DIRECTION:
In the listing below, pick out lines with "Создать".

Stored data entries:
>> START

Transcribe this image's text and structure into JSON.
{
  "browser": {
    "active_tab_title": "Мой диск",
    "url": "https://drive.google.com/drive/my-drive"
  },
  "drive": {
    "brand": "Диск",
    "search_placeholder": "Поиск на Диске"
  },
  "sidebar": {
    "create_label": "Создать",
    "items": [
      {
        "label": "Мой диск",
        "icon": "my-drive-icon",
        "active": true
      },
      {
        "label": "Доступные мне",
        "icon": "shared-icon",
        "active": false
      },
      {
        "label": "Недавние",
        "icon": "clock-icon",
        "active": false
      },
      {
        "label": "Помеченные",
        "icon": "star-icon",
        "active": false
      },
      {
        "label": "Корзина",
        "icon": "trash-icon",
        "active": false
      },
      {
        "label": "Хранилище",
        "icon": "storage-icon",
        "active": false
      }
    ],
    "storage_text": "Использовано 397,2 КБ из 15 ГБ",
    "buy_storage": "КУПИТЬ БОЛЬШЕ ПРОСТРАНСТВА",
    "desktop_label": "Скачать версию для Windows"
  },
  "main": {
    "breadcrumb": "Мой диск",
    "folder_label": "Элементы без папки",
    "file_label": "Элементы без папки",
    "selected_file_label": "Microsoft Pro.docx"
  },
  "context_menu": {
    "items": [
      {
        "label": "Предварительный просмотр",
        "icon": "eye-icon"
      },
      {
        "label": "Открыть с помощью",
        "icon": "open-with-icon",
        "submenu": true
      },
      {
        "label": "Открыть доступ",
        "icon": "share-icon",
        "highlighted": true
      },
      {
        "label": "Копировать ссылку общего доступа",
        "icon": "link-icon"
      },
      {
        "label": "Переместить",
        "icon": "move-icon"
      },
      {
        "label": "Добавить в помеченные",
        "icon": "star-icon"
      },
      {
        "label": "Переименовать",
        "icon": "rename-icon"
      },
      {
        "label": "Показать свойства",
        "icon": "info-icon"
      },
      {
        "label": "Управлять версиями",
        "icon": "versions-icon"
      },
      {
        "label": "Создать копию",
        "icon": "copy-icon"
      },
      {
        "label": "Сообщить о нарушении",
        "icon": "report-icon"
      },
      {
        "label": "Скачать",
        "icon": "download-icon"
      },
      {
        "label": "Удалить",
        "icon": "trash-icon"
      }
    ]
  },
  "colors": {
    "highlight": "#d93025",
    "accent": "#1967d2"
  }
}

>> END

FINISHED ANSWER:
    "create_label": "Создать",
        "label": "Создать копию",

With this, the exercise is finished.